### Working data
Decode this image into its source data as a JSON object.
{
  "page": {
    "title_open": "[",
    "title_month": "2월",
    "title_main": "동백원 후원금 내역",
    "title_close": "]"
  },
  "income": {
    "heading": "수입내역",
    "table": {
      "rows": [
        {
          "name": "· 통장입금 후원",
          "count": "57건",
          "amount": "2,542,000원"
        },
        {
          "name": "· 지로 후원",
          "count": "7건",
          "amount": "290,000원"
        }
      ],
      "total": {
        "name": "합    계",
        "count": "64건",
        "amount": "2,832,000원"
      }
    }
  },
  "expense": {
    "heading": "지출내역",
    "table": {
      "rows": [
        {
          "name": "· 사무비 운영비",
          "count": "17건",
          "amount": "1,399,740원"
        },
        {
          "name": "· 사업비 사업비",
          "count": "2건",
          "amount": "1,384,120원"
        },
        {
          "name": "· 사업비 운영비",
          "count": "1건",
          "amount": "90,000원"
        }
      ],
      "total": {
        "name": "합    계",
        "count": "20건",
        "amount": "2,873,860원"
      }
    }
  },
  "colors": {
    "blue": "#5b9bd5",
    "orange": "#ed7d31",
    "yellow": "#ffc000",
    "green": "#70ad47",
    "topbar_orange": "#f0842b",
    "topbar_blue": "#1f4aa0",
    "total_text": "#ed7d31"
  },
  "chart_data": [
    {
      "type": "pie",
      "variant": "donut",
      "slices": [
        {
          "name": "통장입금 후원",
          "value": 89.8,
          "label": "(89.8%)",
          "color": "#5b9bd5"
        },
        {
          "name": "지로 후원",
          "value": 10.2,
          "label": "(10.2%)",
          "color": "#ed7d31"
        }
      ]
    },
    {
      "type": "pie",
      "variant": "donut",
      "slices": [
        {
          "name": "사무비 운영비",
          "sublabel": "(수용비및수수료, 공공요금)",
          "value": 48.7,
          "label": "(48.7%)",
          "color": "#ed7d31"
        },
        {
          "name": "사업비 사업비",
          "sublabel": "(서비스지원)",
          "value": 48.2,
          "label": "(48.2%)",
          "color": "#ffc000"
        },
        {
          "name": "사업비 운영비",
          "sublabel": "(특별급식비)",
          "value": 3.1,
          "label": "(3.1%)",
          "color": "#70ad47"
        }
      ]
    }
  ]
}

### Set problem
Gather every line from the listing above in which the word "count" appears.

### Exercise output
          "count": "57건",
          "count": "7건",
        "count": "64건",
          "count": "17건",
          "count": "2건",
          "count": "1건",
        "count": "20건",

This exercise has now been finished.